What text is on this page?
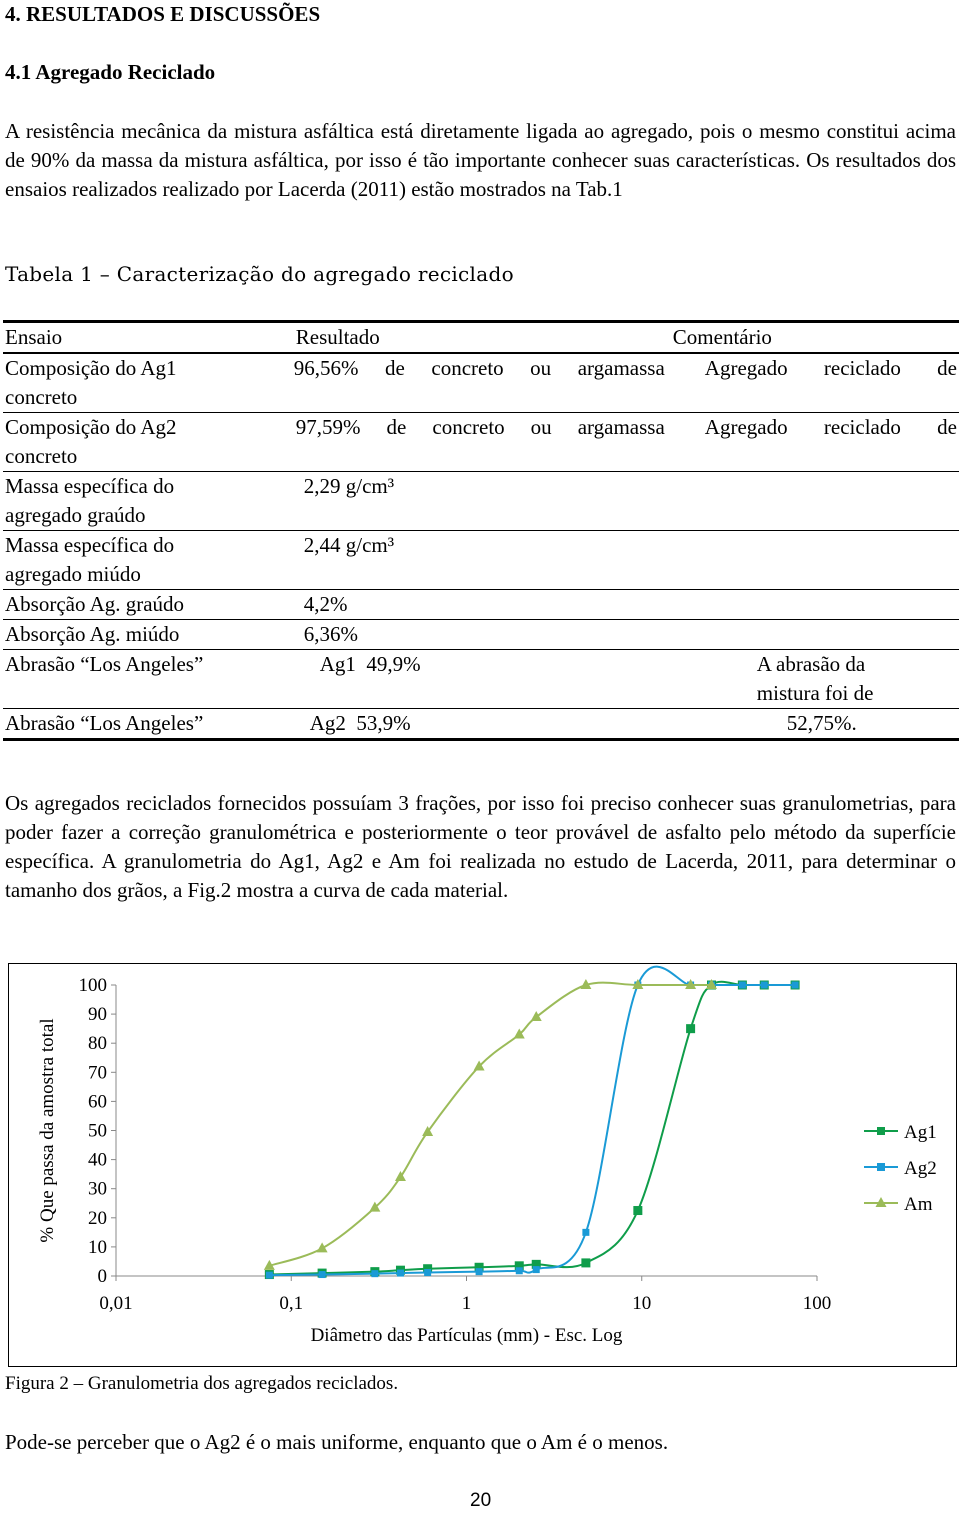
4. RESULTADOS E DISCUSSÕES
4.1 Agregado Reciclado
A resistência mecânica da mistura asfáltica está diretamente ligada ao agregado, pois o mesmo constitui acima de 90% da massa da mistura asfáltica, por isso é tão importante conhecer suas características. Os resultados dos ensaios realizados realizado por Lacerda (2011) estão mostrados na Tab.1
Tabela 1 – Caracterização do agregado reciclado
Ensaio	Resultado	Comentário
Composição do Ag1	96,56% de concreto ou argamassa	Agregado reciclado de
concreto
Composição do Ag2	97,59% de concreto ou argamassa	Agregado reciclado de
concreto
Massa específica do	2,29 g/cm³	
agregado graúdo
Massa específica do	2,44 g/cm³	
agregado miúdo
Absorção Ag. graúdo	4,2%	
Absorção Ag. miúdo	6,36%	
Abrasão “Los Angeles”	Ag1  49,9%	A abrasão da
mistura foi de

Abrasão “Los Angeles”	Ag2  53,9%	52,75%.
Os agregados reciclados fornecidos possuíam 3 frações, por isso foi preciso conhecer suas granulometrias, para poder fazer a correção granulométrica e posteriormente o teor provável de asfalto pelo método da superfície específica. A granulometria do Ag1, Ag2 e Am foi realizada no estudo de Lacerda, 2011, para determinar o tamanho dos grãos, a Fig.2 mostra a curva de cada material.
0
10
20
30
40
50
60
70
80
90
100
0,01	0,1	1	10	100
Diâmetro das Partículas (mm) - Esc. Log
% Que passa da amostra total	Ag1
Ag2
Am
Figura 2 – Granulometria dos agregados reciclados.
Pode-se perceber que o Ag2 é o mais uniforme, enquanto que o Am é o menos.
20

> _WRITTEN REQUEST_:
List every line from the entries above in which "miúdo" appears.

> _TASK ANSWER_:
agregado miúdo
Absorção Ag. miúdo	6,36%	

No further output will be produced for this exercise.